DATA PROVIDED >>
>> begin

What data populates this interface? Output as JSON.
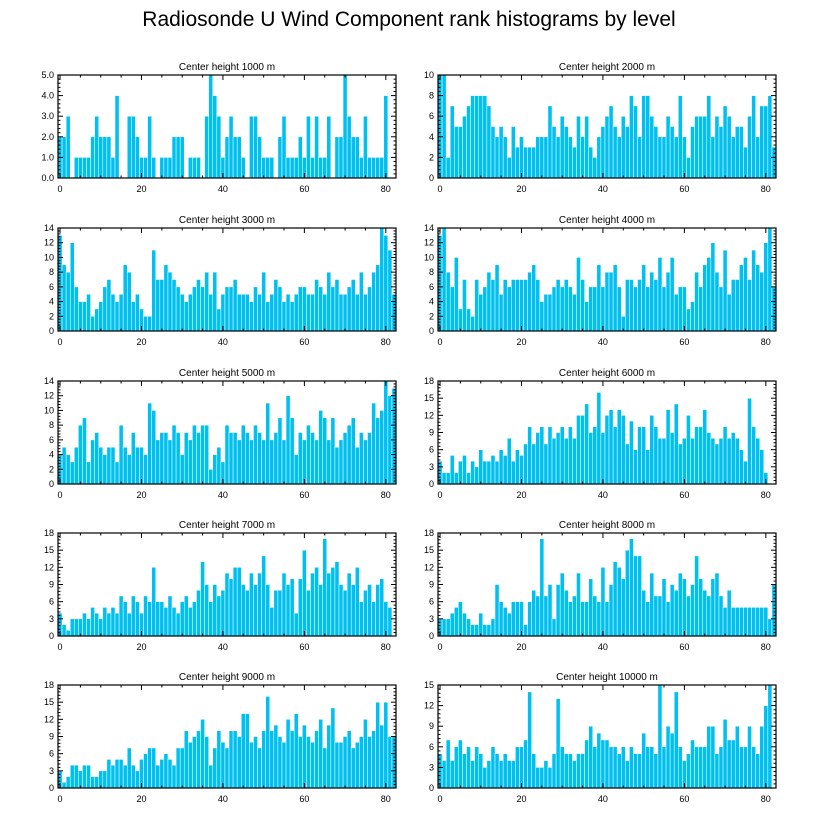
{
  "title": "Radiosonde U Wind Component rank histograms by level",
  "colors": {
    "bar": "#00c0f0",
    "frame": "#000000"
  },
  "chart_data": [
    {
      "type": "bar",
      "title": "Center height 1000 m",
      "ylim": [
        0,
        5
      ],
      "yticks": [
        0,
        1,
        2,
        3,
        4,
        5
      ],
      "ytick_labels": [
        "0.0",
        "1.0",
        "2.0",
        "3.0",
        "4.0",
        "5.0"
      ],
      "xticks": [
        0,
        20,
        40,
        60,
        80
      ],
      "xtick_labels": [
        "0",
        "20",
        "40",
        "60",
        "80"
      ],
      "values": [
        2,
        2,
        3,
        0,
        1,
        1,
        1,
        1,
        2,
        3,
        2,
        2,
        2,
        1,
        4,
        0,
        0,
        3,
        3,
        2,
        1,
        1,
        3,
        1,
        0,
        1,
        1,
        1,
        2,
        2,
        2,
        0,
        1,
        1,
        1,
        0,
        3,
        5,
        4,
        3,
        1,
        2,
        3,
        2,
        2,
        1,
        0,
        3,
        3,
        2,
        1,
        1,
        1,
        0,
        2,
        3,
        1,
        1,
        1,
        2,
        1,
        3,
        1,
        3,
        1,
        1,
        3,
        0,
        2,
        2,
        5,
        3,
        2,
        2,
        1,
        3,
        1,
        1,
        1,
        1,
        4
      ]
    },
    {
      "type": "bar",
      "title": "Center height 2000 m",
      "ylim": [
        0,
        10
      ],
      "yticks": [
        0,
        2,
        4,
        6,
        8,
        10
      ],
      "ytick_labels": [
        "0",
        "2",
        "4",
        "6",
        "8",
        "10"
      ],
      "xticks": [
        0,
        20,
        40,
        60,
        80
      ],
      "xtick_labels": [
        "0",
        "20",
        "40",
        "60",
        "80"
      ],
      "values": [
        10,
        10,
        2,
        7,
        5,
        5,
        6,
        7,
        8,
        8,
        8,
        8,
        7,
        5,
        4,
        5,
        4,
        2,
        5,
        3,
        4,
        3,
        3,
        3,
        4,
        4,
        4,
        7,
        5,
        4,
        6,
        5,
        4,
        3,
        6,
        4,
        6,
        3,
        2,
        4,
        5,
        6,
        7,
        5,
        4,
        6,
        5,
        8,
        7,
        4,
        8,
        8,
        6,
        5,
        4,
        4,
        6,
        5,
        4,
        8,
        4,
        2,
        5,
        6,
        6,
        6,
        8,
        4,
        6,
        5,
        7,
        6,
        4,
        5,
        5,
        3,
        6,
        8,
        4,
        7,
        7,
        8,
        3
      ]
    },
    {
      "type": "bar",
      "title": "Center height 3000 m",
      "ylim": [
        0,
        14
      ],
      "yticks": [
        0,
        2,
        4,
        6,
        8,
        10,
        12,
        14
      ],
      "ytick_labels": [
        "0",
        "2",
        "4",
        "6",
        "8",
        "10",
        "12",
        "14"
      ],
      "xticks": [
        0,
        20,
        40,
        60,
        80
      ],
      "xtick_labels": [
        "0",
        "20",
        "40",
        "60",
        "80"
      ],
      "values": [
        13,
        9,
        8,
        12,
        6,
        4,
        4,
        5,
        2,
        3,
        4,
        6,
        7,
        5,
        4,
        5,
        9,
        8,
        4,
        5,
        3,
        2,
        2,
        11,
        7,
        7,
        9,
        8,
        7,
        6,
        5,
        4,
        5,
        6,
        7,
        6,
        8,
        5,
        8,
        3,
        5,
        6,
        6,
        7,
        5,
        5,
        5,
        4,
        6,
        5,
        8,
        4,
        5,
        7,
        6,
        4,
        5,
        4,
        5,
        6,
        6,
        5,
        5,
        7,
        6,
        5,
        8,
        6,
        7,
        5,
        5,
        6,
        7,
        5,
        8,
        5,
        6,
        8,
        9,
        14,
        13,
        11,
        5
      ]
    },
    {
      "type": "bar",
      "title": "Center height 4000 m",
      "ylim": [
        0,
        14
      ],
      "yticks": [
        0,
        2,
        4,
        6,
        8,
        10,
        12,
        14
      ],
      "ytick_labels": [
        "0",
        "2",
        "4",
        "6",
        "8",
        "10",
        "12",
        "14"
      ],
      "xticks": [
        0,
        20,
        40,
        60,
        80
      ],
      "xtick_labels": [
        "0",
        "20",
        "40",
        "60",
        "80"
      ],
      "values": [
        13,
        14,
        8,
        6,
        10,
        3,
        7,
        3,
        2,
        7,
        5,
        6,
        8,
        7,
        9,
        5,
        7,
        6,
        7,
        7,
        7,
        7,
        8,
        9,
        7,
        4,
        5,
        5,
        6,
        7,
        6,
        7,
        6,
        5,
        10,
        7,
        4,
        6,
        6,
        9,
        6,
        8,
        8,
        9,
        6,
        2,
        7,
        7,
        6,
        7,
        9,
        6,
        8,
        7,
        10,
        6,
        8,
        10,
        5,
        6,
        6,
        3,
        4,
        8,
        6,
        9,
        10,
        12,
        8,
        6,
        11,
        5,
        7,
        7,
        9,
        10,
        7,
        11,
        9,
        8,
        12,
        14,
        6
      ]
    },
    {
      "type": "bar",
      "title": "Center height 5000 m",
      "ylim": [
        0,
        14
      ],
      "yticks": [
        0,
        2,
        4,
        6,
        8,
        10,
        12,
        14
      ],
      "ytick_labels": [
        "0",
        "2",
        "4",
        "6",
        "8",
        "10",
        "12",
        "14"
      ],
      "xticks": [
        0,
        20,
        40,
        60,
        80
      ],
      "xtick_labels": [
        "0",
        "20",
        "40",
        "60",
        "80"
      ],
      "values": [
        4,
        5,
        4,
        3,
        5,
        8,
        9,
        3,
        6,
        7,
        5,
        4,
        5,
        5,
        3,
        8,
        5,
        4,
        7,
        5,
        5,
        4,
        11,
        10,
        6,
        7,
        7,
        6,
        8,
        7,
        4,
        7,
        6,
        8,
        7,
        8,
        8,
        2,
        4,
        5,
        3,
        8,
        7,
        7,
        6,
        8,
        7,
        6,
        8,
        7,
        6,
        11,
        6,
        7,
        9,
        6,
        12,
        9,
        4,
        7,
        6,
        8,
        7,
        6,
        10,
        9,
        6,
        9,
        5,
        6,
        7,
        8,
        9,
        5,
        7,
        6,
        7,
        11,
        9,
        10,
        14,
        12,
        13
      ]
    },
    {
      "type": "bar",
      "title": "Center height 6000 m",
      "ylim": [
        0,
        18
      ],
      "yticks": [
        0,
        3,
        6,
        9,
        12,
        15,
        18
      ],
      "ytick_labels": [
        "0",
        "3",
        "6",
        "9",
        "12",
        "15",
        "18"
      ],
      "xticks": [
        0,
        20,
        40,
        60,
        80
      ],
      "xtick_labels": [
        "0",
        "20",
        "40",
        "60",
        "80"
      ],
      "values": [
        4,
        2,
        2,
        5,
        2,
        4,
        5,
        2,
        4,
        3,
        6,
        4,
        4,
        5,
        4,
        6,
        5,
        8,
        4,
        6,
        5,
        7,
        10,
        7,
        9,
        10,
        7,
        10,
        8,
        9,
        10,
        8,
        10,
        8,
        12,
        12,
        14,
        9,
        10,
        16,
        9,
        12,
        13,
        10,
        13,
        12,
        7,
        11,
        6,
        10,
        10,
        6,
        12,
        10,
        8,
        8,
        13,
        9,
        14,
        7,
        8,
        12,
        8,
        10,
        10,
        13,
        9,
        8,
        7,
        8,
        10,
        8,
        9,
        8,
        6,
        4,
        15,
        10,
        8,
        6,
        2
      ]
    },
    {
      "type": "bar",
      "title": "Center height 7000 m",
      "ylim": [
        0,
        18
      ],
      "yticks": [
        0,
        3,
        6,
        9,
        12,
        15,
        18
      ],
      "ytick_labels": [
        "0",
        "3",
        "6",
        "9",
        "12",
        "15",
        "18"
      ],
      "xticks": [
        0,
        20,
        40,
        60,
        80
      ],
      "xtick_labels": [
        "0",
        "20",
        "40",
        "60",
        "80"
      ],
      "values": [
        4,
        2,
        1,
        3,
        3,
        3,
        4,
        3,
        5,
        4,
        3,
        5,
        4,
        5,
        4,
        7,
        6,
        4,
        7,
        6,
        4,
        7,
        6,
        12,
        6,
        6,
        5,
        7,
        5,
        4,
        6,
        7,
        5,
        6,
        8,
        13,
        9,
        6,
        9,
        7,
        8,
        11,
        10,
        12,
        12,
        9,
        8,
        11,
        9,
        11,
        14,
        9,
        5,
        8,
        8,
        11,
        9,
        10,
        4,
        10,
        15,
        8,
        11,
        12,
        9,
        17,
        11,
        12,
        13,
        9,
        8,
        11,
        9,
        12,
        6,
        8,
        9,
        6,
        9,
        10,
        6,
        5
      ]
    },
    {
      "type": "bar",
      "title": "Center height 8000 m",
      "ylim": [
        0,
        18
      ],
      "yticks": [
        0,
        3,
        6,
        9,
        12,
        15,
        18
      ],
      "ytick_labels": [
        "0",
        "3",
        "6",
        "9",
        "12",
        "15",
        "18"
      ],
      "xticks": [
        0,
        20,
        40,
        60,
        80
      ],
      "xtick_labels": [
        "0",
        "20",
        "40",
        "60",
        "80"
      ],
      "values": [
        3,
        3,
        3,
        4,
        5,
        6,
        4,
        3,
        2,
        2,
        4,
        2,
        2,
        3,
        9,
        6,
        5,
        4,
        6,
        6,
        6,
        2,
        6,
        8,
        7,
        17,
        7,
        9,
        3,
        9,
        11,
        8,
        6,
        7,
        11,
        6,
        6,
        10,
        7,
        6,
        12,
        6,
        9,
        13,
        12,
        10,
        15,
        17,
        14,
        14,
        8,
        6,
        11,
        7,
        7,
        10,
        6,
        9,
        8,
        11,
        10,
        7,
        9,
        14,
        10,
        8,
        7,
        10,
        11,
        7,
        5,
        8,
        5,
        5,
        5,
        5,
        5,
        5,
        5,
        5,
        5,
        3,
        9
      ]
    },
    {
      "type": "bar",
      "title": "Center height 9000 m",
      "ylim": [
        0,
        18
      ],
      "yticks": [
        0,
        3,
        6,
        9,
        12,
        15,
        18
      ],
      "ytick_labels": [
        "0",
        "3",
        "6",
        "9",
        "12",
        "15",
        "18"
      ],
      "xticks": [
        0,
        20,
        40,
        60,
        80
      ],
      "xtick_labels": [
        "0",
        "20",
        "40",
        "60",
        "80"
      ],
      "values": [
        3,
        1,
        2,
        4,
        4,
        3,
        4,
        4,
        2,
        2,
        3,
        3,
        5,
        4,
        5,
        5,
        4,
        7,
        4,
        3,
        5,
        6,
        7,
        7,
        4,
        5,
        6,
        5,
        4,
        7,
        7,
        10,
        8,
        9,
        10,
        12,
        9,
        4,
        7,
        10,
        8,
        7,
        10,
        10,
        9,
        13,
        13,
        8,
        9,
        7,
        10,
        16,
        10,
        11,
        9,
        8,
        12,
        10,
        13,
        9,
        11,
        9,
        8,
        10,
        12,
        7,
        11,
        14,
        8,
        8,
        9,
        10,
        7,
        8,
        9,
        12,
        9,
        10,
        15,
        11,
        15,
        9,
        9
      ]
    },
    {
      "type": "bar",
      "title": "Center height 10000 m",
      "ylim": [
        0,
        15
      ],
      "yticks": [
        0,
        3,
        6,
        9,
        12,
        15
      ],
      "ytick_labels": [
        "0",
        "3",
        "6",
        "9",
        "12",
        "15"
      ],
      "xticks": [
        0,
        20,
        40,
        60,
        80
      ],
      "xtick_labels": [
        "0",
        "20",
        "40",
        "60",
        "80"
      ],
      "values": [
        5,
        4,
        7,
        4,
        6,
        7,
        5,
        6,
        4,
        6,
        5,
        3,
        4,
        6,
        5,
        4,
        5,
        4,
        4,
        6,
        6,
        7,
        14,
        5,
        3,
        3,
        4,
        3,
        5,
        13,
        6,
        5,
        5,
        4,
        5,
        5,
        7,
        9,
        6,
        8,
        7,
        7,
        6,
        6,
        5,
        6,
        4,
        6,
        5,
        5,
        8,
        6,
        6,
        5,
        15,
        6,
        9,
        8,
        14,
        6,
        4,
        5,
        7,
        6,
        6,
        6,
        9,
        9,
        5,
        6,
        10,
        7,
        7,
        9,
        6,
        6,
        9,
        6,
        5,
        9,
        12,
        15
      ]
    }
  ]
}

>> end

WHAT THE TASK ASKS >> Which lines hold the string "title"? List them all.

IN RESPONSE >>
  "title": "Radiosonde U Wind Component rank histograms by level",
      "title": "Center height 1000 m",
      "title": "Center height 2000 m",
      "title": "Center height 3000 m",
      "title": "Center height 4000 m",
      "title": "Center height 5000 m",
      "title": "Center height 6000 m",
      "title": "Center height 7000 m",
      "title": "Center height 8000 m",
      "title": "Center height 9000 m",
      "title": "Center height 10000 m",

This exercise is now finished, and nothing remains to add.